## What you have to do:
Will you transcribe all the entries word for word, skipping the pictures they hold?

Data entries:

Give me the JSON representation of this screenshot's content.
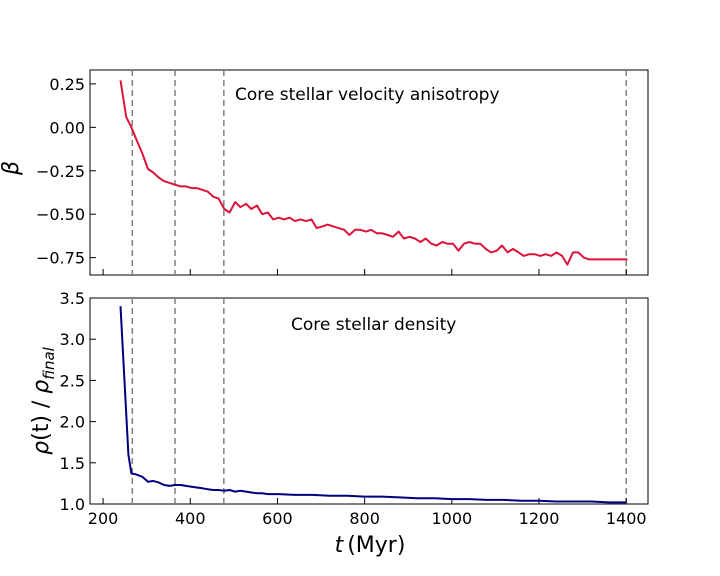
{
  "chart_data": [
    {
      "type": "line",
      "annotation": "Core stellar velocity anisotropy",
      "ylabel": "β",
      "xlim": [
        170,
        1450
      ],
      "ylim": [
        -0.85,
        0.33
      ],
      "yticks": [
        0.25,
        0.0,
        -0.25,
        -0.5,
        -0.75
      ],
      "ytick_labels": [
        "0.25",
        "0.00",
        "−0.25",
        "−0.50",
        "−0.75"
      ],
      "series": [
        {
          "name": "beta",
          "color": "#dc143c",
          "x": [
            240,
            253,
            265,
            278,
            290,
            303,
            315,
            328,
            340,
            353,
            365,
            378,
            390,
            403,
            415,
            428,
            440,
            453,
            465,
            478,
            490,
            503,
            515,
            528,
            540,
            553,
            565,
            578,
            590,
            603,
            615,
            628,
            640,
            653,
            665,
            678,
            690,
            703,
            715,
            728,
            740,
            753,
            765,
            778,
            790,
            803,
            815,
            828,
            840,
            853,
            865,
            878,
            890,
            903,
            915,
            928,
            940,
            953,
            965,
            978,
            990,
            1003,
            1015,
            1028,
            1040,
            1053,
            1065,
            1078,
            1090,
            1103,
            1115,
            1128,
            1140,
            1153,
            1165,
            1178,
            1190,
            1203,
            1215,
            1228,
            1240,
            1253,
            1265,
            1278,
            1290,
            1303,
            1315,
            1328,
            1340,
            1353,
            1365,
            1378,
            1390,
            1403
          ],
          "y": [
            0.27,
            0.06,
            0.0,
            -0.08,
            -0.15,
            -0.24,
            -0.26,
            -0.29,
            -0.31,
            -0.32,
            -0.33,
            -0.34,
            -0.34,
            -0.35,
            -0.35,
            -0.36,
            -0.37,
            -0.4,
            -0.41,
            -0.47,
            -0.49,
            -0.43,
            -0.46,
            -0.44,
            -0.47,
            -0.45,
            -0.5,
            -0.49,
            -0.53,
            -0.52,
            -0.53,
            -0.52,
            -0.54,
            -0.53,
            -0.54,
            -0.53,
            -0.58,
            -0.57,
            -0.56,
            -0.57,
            -0.58,
            -0.59,
            -0.62,
            -0.59,
            -0.59,
            -0.6,
            -0.59,
            -0.61,
            -0.61,
            -0.62,
            -0.63,
            -0.6,
            -0.64,
            -0.63,
            -0.64,
            -0.66,
            -0.64,
            -0.67,
            -0.68,
            -0.66,
            -0.67,
            -0.67,
            -0.71,
            -0.67,
            -0.66,
            -0.67,
            -0.67,
            -0.7,
            -0.72,
            -0.71,
            -0.68,
            -0.72,
            -0.7,
            -0.72,
            -0.74,
            -0.73,
            -0.73,
            -0.74,
            -0.73,
            -0.74,
            -0.72,
            -0.74,
            -0.79,
            -0.72,
            -0.72,
            -0.75,
            -0.76,
            -0.76,
            -0.76,
            -0.76,
            -0.76,
            -0.76,
            -0.76,
            -0.76
          ]
        }
      ]
    },
    {
      "type": "line",
      "annotation": "Core stellar density",
      "ylabel": "ρ(t) / ρ_final",
      "xlabel": "t (Myr)",
      "xlim": [
        170,
        1450
      ],
      "ylim": [
        1.0,
        3.5
      ],
      "yticks": [
        1.0,
        1.5,
        2.0,
        2.5,
        3.0,
        3.5
      ],
      "ytick_labels": [
        "1.0",
        "1.5",
        "2.0",
        "2.5",
        "3.0",
        "3.5"
      ],
      "series": [
        {
          "name": "density",
          "color": "#000080",
          "x": [
            240,
            250,
            258,
            265,
            275,
            290,
            303,
            315,
            328,
            340,
            353,
            365,
            378,
            390,
            403,
            415,
            428,
            440,
            453,
            465,
            478,
            490,
            503,
            515,
            528,
            540,
            553,
            565,
            578,
            590,
            603,
            640,
            680,
            720,
            760,
            800,
            840,
            880,
            920,
            960,
            1000,
            1040,
            1080,
            1120,
            1160,
            1200,
            1240,
            1280,
            1320,
            1360,
            1400
          ],
          "y": [
            3.4,
            2.4,
            1.6,
            1.37,
            1.36,
            1.33,
            1.27,
            1.28,
            1.26,
            1.23,
            1.22,
            1.23,
            1.23,
            1.22,
            1.21,
            1.2,
            1.19,
            1.18,
            1.17,
            1.17,
            1.16,
            1.17,
            1.15,
            1.16,
            1.15,
            1.14,
            1.13,
            1.13,
            1.12,
            1.12,
            1.12,
            1.11,
            1.11,
            1.1,
            1.1,
            1.09,
            1.09,
            1.08,
            1.07,
            1.07,
            1.06,
            1.06,
            1.05,
            1.05,
            1.04,
            1.04,
            1.03,
            1.03,
            1.03,
            1.02,
            1.02
          ]
        }
      ]
    }
  ],
  "vlines": [
    267,
    365,
    477,
    1400
  ],
  "xticks": [
    200,
    400,
    600,
    800,
    1000,
    1200,
    1400
  ],
  "xtick_labels": [
    "200",
    "400",
    "600",
    "800",
    "1000",
    "1200",
    "1400"
  ],
  "labels": {
    "xlabel_t": "t",
    "xlabel_unit": "(Myr)",
    "ylabel_top": "β",
    "ylabel_bottom_rho1": "ρ",
    "ylabel_bottom_t": "(t) / ",
    "ylabel_bottom_rho2": "ρ",
    "ylabel_bottom_sub": "final"
  }
}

## Complete response:
Give me the JSON representation of this screenshot's content.
{
  "chart_data": [
    {
      "type": "line",
      "annotation": "Core stellar velocity anisotropy",
      "ylabel": "β",
      "xlim": [
        170,
        1450
      ],
      "ylim": [
        -0.85,
        0.33
      ],
      "yticks": [
        0.25,
        0.0,
        -0.25,
        -0.5,
        -0.75
      ],
      "ytick_labels": [
        "0.25",
        "0.00",
        "−0.25",
        "−0.50",
        "−0.75"
      ],
      "series": [
        {
          "name": "beta",
          "color": "#dc143c",
          "x": [
            240,
            253,
            265,
            278,
            290,
            303,
            315,
            328,
            340,
            353,
            365,
            378,
            390,
            403,
            415,
            428,
            440,
            453,
            465,
            478,
            490,
            503,
            515,
            528,
            540,
            553,
            565,
            578,
            590,
            603,
            615,
            628,
            640,
            653,
            665,
            678,
            690,
            703,
            715,
            728,
            740,
            753,
            765,
            778,
            790,
            803,
            815,
            828,
            840,
            853,
            865,
            878,
            890,
            903,
            915,
            928,
            940,
            953,
            965,
            978,
            990,
            1003,
            1015,
            1028,
            1040,
            1053,
            1065,
            1078,
            1090,
            1103,
            1115,
            1128,
            1140,
            1153,
            1165,
            1178,
            1190,
            1203,
            1215,
            1228,
            1240,
            1253,
            1265,
            1278,
            1290,
            1303,
            1315,
            1328,
            1340,
            1353,
            1365,
            1378,
            1390,
            1403
          ],
          "y": [
            0.27,
            0.06,
            0.0,
            -0.08,
            -0.15,
            -0.24,
            -0.26,
            -0.29,
            -0.31,
            -0.32,
            -0.33,
            -0.34,
            -0.34,
            -0.35,
            -0.35,
            -0.36,
            -0.37,
            -0.4,
            -0.41,
            -0.47,
            -0.49,
            -0.43,
            -0.46,
            -0.44,
            -0.47,
            -0.45,
            -0.5,
            -0.49,
            -0.53,
            -0.52,
            -0.53,
            -0.52,
            -0.54,
            -0.53,
            -0.54,
            -0.53,
            -0.58,
            -0.57,
            -0.56,
            -0.57,
            -0.58,
            -0.59,
            -0.62,
            -0.59,
            -0.59,
            -0.6,
            -0.59,
            -0.61,
            -0.61,
            -0.62,
            -0.63,
            -0.6,
            -0.64,
            -0.63,
            -0.64,
            -0.66,
            -0.64,
            -0.67,
            -0.68,
            -0.66,
            -0.67,
            -0.67,
            -0.71,
            -0.67,
            -0.66,
            -0.67,
            -0.67,
            -0.7,
            -0.72,
            -0.71,
            -0.68,
            -0.72,
            -0.7,
            -0.72,
            -0.74,
            -0.73,
            -0.73,
            -0.74,
            -0.73,
            -0.74,
            -0.72,
            -0.74,
            -0.79,
            -0.72,
            -0.72,
            -0.75,
            -0.76,
            -0.76,
            -0.76,
            -0.76,
            -0.76,
            -0.76,
            -0.76,
            -0.76
          ]
        }
      ]
    },
    {
      "type": "line",
      "annotation": "Core stellar density",
      "ylabel": "ρ(t) / ρ_final",
      "xlabel": "t (Myr)",
      "xlim": [
        170,
        1450
      ],
      "ylim": [
        1.0,
        3.5
      ],
      "yticks": [
        1.0,
        1.5,
        2.0,
        2.5,
        3.0,
        3.5
      ],
      "ytick_labels": [
        "1.0",
        "1.5",
        "2.0",
        "2.5",
        "3.0",
        "3.5"
      ],
      "series": [
        {
          "name": "density",
          "color": "#000080",
          "x": [
            240,
            250,
            258,
            265,
            275,
            290,
            303,
            315,
            328,
            340,
            353,
            365,
            378,
            390,
            403,
            415,
            428,
            440,
            453,
            465,
            478,
            490,
            503,
            515,
            528,
            540,
            553,
            565,
            578,
            590,
            603,
            640,
            680,
            720,
            760,
            800,
            840,
            880,
            920,
            960,
            1000,
            1040,
            1080,
            1120,
            1160,
            1200,
            1240,
            1280,
            1320,
            1360,
            1400
          ],
          "y": [
            3.4,
            2.4,
            1.6,
            1.37,
            1.36,
            1.33,
            1.27,
            1.28,
            1.26,
            1.23,
            1.22,
            1.23,
            1.23,
            1.22,
            1.21,
            1.2,
            1.19,
            1.18,
            1.17,
            1.17,
            1.16,
            1.17,
            1.15,
            1.16,
            1.15,
            1.14,
            1.13,
            1.13,
            1.12,
            1.12,
            1.12,
            1.11,
            1.11,
            1.1,
            1.1,
            1.09,
            1.09,
            1.08,
            1.07,
            1.07,
            1.06,
            1.06,
            1.05,
            1.05,
            1.04,
            1.04,
            1.03,
            1.03,
            1.03,
            1.02,
            1.02
          ]
        }
      ]
    }
  ],
  "vlines": [
    267,
    365,
    477,
    1400
  ],
  "xticks": [
    200,
    400,
    600,
    800,
    1000,
    1200,
    1400
  ],
  "xtick_labels": [
    "200",
    "400",
    "600",
    "800",
    "1000",
    "1200",
    "1400"
  ],
  "labels": {
    "xlabel_t": "t",
    "xlabel_unit": "(Myr)",
    "ylabel_top": "β",
    "ylabel_bottom_rho1": "ρ",
    "ylabel_bottom_t": "(t) / ",
    "ylabel_bottom_rho2": "ρ",
    "ylabel_bottom_sub": "final"
  }
}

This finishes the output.